[Directive]:
Give back all the data exactly, line by line.

[The data]:
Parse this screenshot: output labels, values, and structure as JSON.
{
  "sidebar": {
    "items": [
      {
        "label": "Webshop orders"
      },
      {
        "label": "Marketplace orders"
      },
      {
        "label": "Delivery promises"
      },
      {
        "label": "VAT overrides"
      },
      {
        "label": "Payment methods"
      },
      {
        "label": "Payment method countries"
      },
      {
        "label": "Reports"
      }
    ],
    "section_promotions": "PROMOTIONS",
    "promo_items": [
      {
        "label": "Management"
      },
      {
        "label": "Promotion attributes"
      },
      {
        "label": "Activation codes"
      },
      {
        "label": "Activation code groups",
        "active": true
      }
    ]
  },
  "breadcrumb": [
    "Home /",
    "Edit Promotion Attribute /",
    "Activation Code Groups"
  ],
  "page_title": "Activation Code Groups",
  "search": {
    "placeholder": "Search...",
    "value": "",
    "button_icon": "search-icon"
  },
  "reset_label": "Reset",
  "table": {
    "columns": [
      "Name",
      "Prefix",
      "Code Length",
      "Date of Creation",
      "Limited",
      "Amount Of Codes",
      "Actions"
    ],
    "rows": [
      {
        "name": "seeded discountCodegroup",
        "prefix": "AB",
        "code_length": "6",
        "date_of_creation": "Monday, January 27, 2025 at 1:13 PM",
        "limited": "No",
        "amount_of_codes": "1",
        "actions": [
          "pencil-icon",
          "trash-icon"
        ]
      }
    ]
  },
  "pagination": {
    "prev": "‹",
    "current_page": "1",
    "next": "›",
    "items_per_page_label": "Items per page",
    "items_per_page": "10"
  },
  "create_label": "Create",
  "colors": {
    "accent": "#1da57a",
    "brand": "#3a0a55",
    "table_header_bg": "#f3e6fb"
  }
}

[Completed exercise]:
Parse this screenshot: output labels, values, and structure as JSON.
{
  "sidebar": {
    "items": [
      {
        "label": "Webshop orders"
      },
      {
        "label": "Marketplace orders"
      },
      {
        "label": "Delivery promises"
      },
      {
        "label": "VAT overrides"
      },
      {
        "label": "Payment methods"
      },
      {
        "label": "Payment method countries"
      },
      {
        "label": "Reports"
      }
    ],
    "section_promotions": "PROMOTIONS",
    "promo_items": [
      {
        "label": "Management"
      },
      {
        "label": "Promotion attributes"
      },
      {
        "label": "Activation codes"
      },
      {
        "label": "Activation code groups",
        "active": true
      }
    ]
  },
  "breadcrumb": [
    "Home /",
    "Edit Promotion Attribute /",
    "Activation Code Groups"
  ],
  "page_title": "Activation Code Groups",
  "search": {
    "placeholder": "Search...",
    "value": "",
    "button_icon": "search-icon"
  },
  "reset_label": "Reset",
  "table": {
    "columns": [
      "Name",
      "Prefix",
      "Code Length",
      "Date of Creation",
      "Limited",
      "Amount Of Codes",
      "Actions"
    ],
    "rows": [
      {
        "name": "seeded discountCodegroup",
        "prefix": "AB",
        "code_length": "6",
        "date_of_creation": "Monday, January 27, 2025 at 1:13 PM",
        "limited": "No",
        "amount_of_codes": "1",
        "actions": [
          "pencil-icon",
          "trash-icon"
        ]
      }
    ]
  },
  "pagination": {
    "prev": "‹",
    "current_page": "1",
    "next": "›",
    "items_per_page_label": "Items per page",
    "items_per_page": "10"
  },
  "create_label": "Create",
  "colors": {
    "accent": "#1da57a",
    "brand": "#3a0a55",
    "table_header_bg": "#f3e6fb"
  }
}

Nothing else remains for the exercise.